───── Source data

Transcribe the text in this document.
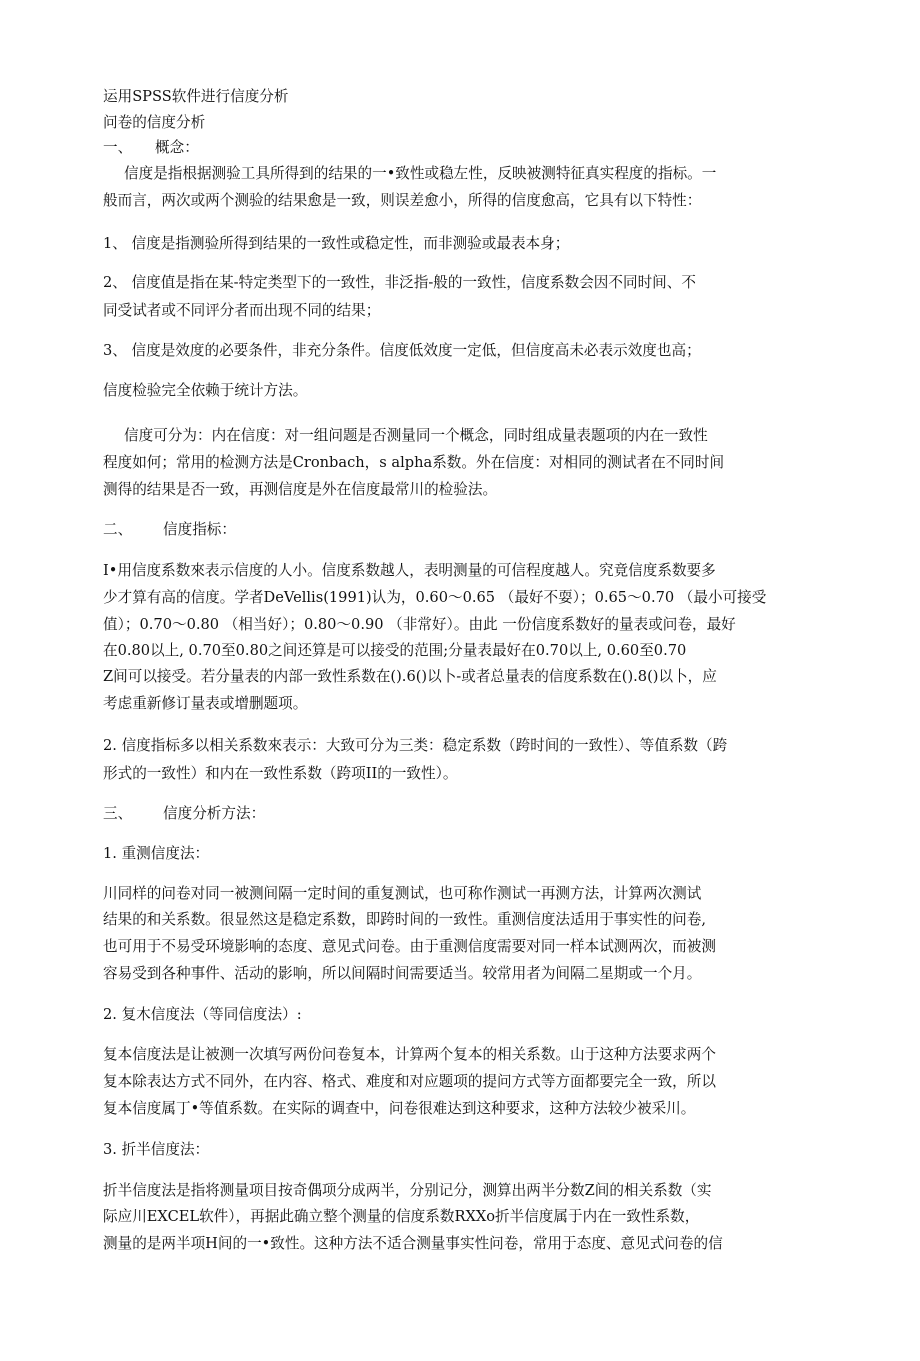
运用SPSS软件进行信度分析
问卷的信度分析
一、 概念：
信度是指根据测验工具所得到的结果的一•致性或稳左性，反映被测特征真实程度的指标。一
般而言，两次或两个测验的结果愈是一致，则误差愈小，所得的信度愈高，它具有以下特性：
1、 信度是指测验所得到结果的一致性或稳定性，而非测验或最表本身；
2、 信度值是指在某-特定类型下的一致性，非泛指-般的一致性，信度系数会因不同时间、不
同受试者或不同评分者而出现不同的结果；
3、 信度是效度的必要条件，非充分条件。信度低效度一定低，但信度高未必表示效度也高；
信度检验完全依赖于统计方法。
信度可分为：内在信度：对一组问题是否测量同一个概念，同时组成量表题项的内在一致性
程度如何；常用的检测方法是Cronbach，s alpha系数。外在信度：对相同的测试者在不同时间
测得的结果是否一致，再测信度是外在信度最常川的检验法。
二、 信度指标：
I•用信度系数來表示信度的人小。信度系数越人，表明测量的可信程度越人。究竟信度系数要多
少才算有高的信度。学者DeVellis(1991)认为，0.60〜0.65 （最好不耍）；0.65〜0.70 （最小可接受
值）；0.70〜0.80 （相当好）；0.80〜0.90 （非常好）。由此 一份信度系数好的量表或问卷，最好
在0.80以上, 0.70至0.80之间还算是可以接受的范围;分量表最好在0.70以上, 0.60至0.70
Z间可以接受。若分量表的内部一致性系数在().6()以卜-或者总量表的信度系数在().8()以卜，应
考虑重新修订量表或增删题项。
2. 信度指标多以相关系数來表示：大致可分为三类：稳定系数（跨时间的一致性）、等值系数（跨
形式的一致性）和内在一致性系数（跨项II的一致性）。
三、 信度分析方法：
1. 重测信度法：
川同样的问卷对同一被测间隔一定时间的重复测试，也可称作测试一再测方法，计算两次测试
结果的和关系数。很显然这是稳定系数，即跨时间的一致性。重测信度法适用于事实性的问卷,
也可用于不易受环境影响的态度、意见式问卷。由于重测信度需要对同一样本试测两次，而被测
容易受到各种事件、活动的影响，所以间隔时间需要适当。较常用者为间隔二星期或一个月。
2. 复木信度法（等同信度法）:
复本信度法是让被测一次填写两份问卷复本，计算两个复本的相关系数。山于这种方法要求两个
复本除表达方式不同外，在内容、格式、难度和对应题项的提问方式等方面都要完全一致，所以
复本信度属丁•等值系数。在实际的调查中，问卷很难达到这种要求，这种方法较少被采川。
3. 折半信度法：
折半信度法是指将测量项目按奇偶项分成两半，分别记分，测算出两半分数Z间的相关系数（实
际应川EXCEL软件），再据此确立整个测量的信度系数RXXo折半信度属于内在一致性系数，
测量的是两半项H间的一•致性。这种方法不适合测量事实性问卷，常用于态度、意见式问卷的信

──────────

» **Requirement**
Leaving the pictures aside, transcribe the entire listing exactly.

» **Finished answer**
Transcribe the text in this document.
运用SPSS软件进行信度分析
问卷的信度分析
一、 概念：
信度是指根据测验工具所得到的结果的一•致性或稳左性，反映被测特征真实程度的指标。一
般而言，两次或两个测验的结果愈是一致，则误差愈小，所得的信度愈高，它具有以下特性：
1、 信度是指测验所得到结果的一致性或稳定性，而非测验或最表本身；
2、 信度值是指在某-特定类型下的一致性，非泛指-般的一致性，信度系数会因不同时间、不
同受试者或不同评分者而出现不同的结果；
3、 信度是效度的必要条件，非充分条件。信度低效度一定低，但信度高未必表示效度也高；
信度检验完全依赖于统计方法。
信度可分为：内在信度：对一组问题是否测量同一个概念，同时组成量表题项的内在一致性
程度如何；常用的检测方法是Cronbach，s alpha系数。外在信度：对相同的测试者在不同时间
测得的结果是否一致，再测信度是外在信度最常川的检验法。
二、 信度指标：
I•用信度系数來表示信度的人小。信度系数越人，表明测量的可信程度越人。究竟信度系数要多
少才算有高的信度。学者DeVellis(1991)认为，0.60〜0.65 （最好不耍）；0.65〜0.70 （最小可接受
值）；0.70〜0.80 （相当好）；0.80〜0.90 （非常好）。由此 一份信度系数好的量表或问卷，最好
在0.80以上, 0.70至0.80之间还算是可以接受的范围;分量表最好在0.70以上, 0.60至0.70
Z间可以接受。若分量表的内部一致性系数在().6()以卜-或者总量表的信度系数在().8()以卜，应
考虑重新修订量表或增删题项。
2. 信度指标多以相关系数來表示：大致可分为三类：稳定系数（跨时间的一致性）、等值系数（跨
形式的一致性）和内在一致性系数（跨项II的一致性）。
三、 信度分析方法：
1. 重测信度法：
川同样的问卷对同一被测间隔一定时间的重复测试，也可称作测试一再测方法，计算两次测试
结果的和关系数。很显然这是稳定系数，即跨时间的一致性。重测信度法适用于事实性的问卷,
也可用于不易受环境影响的态度、意见式问卷。由于重测信度需要对同一样本试测两次，而被测
容易受到各种事件、活动的影响，所以间隔时间需要适当。较常用者为间隔二星期或一个月。
2. 复木信度法（等同信度法）:
复本信度法是让被测一次填写两份问卷复本，计算两个复本的相关系数。山于这种方法要求两个
复本除表达方式不同外，在内容、格式、难度和对应题项的提问方式等方面都要完全一致，所以
复本信度属丁•等值系数。在实际的调查中，问卷很难达到这种要求，这种方法较少被采川。
3. 折半信度法：
折半信度法是指将测量项目按奇偶项分成两半，分别记分，测算出两半分数Z间的相关系数（实
际应川EXCEL软件），再据此确立整个测量的信度系数RXXo折半信度属于内在一致性系数，
测量的是两半项H间的一•致性。这种方法不适合测量事实性问卷，常用于态度、意见式问卷的信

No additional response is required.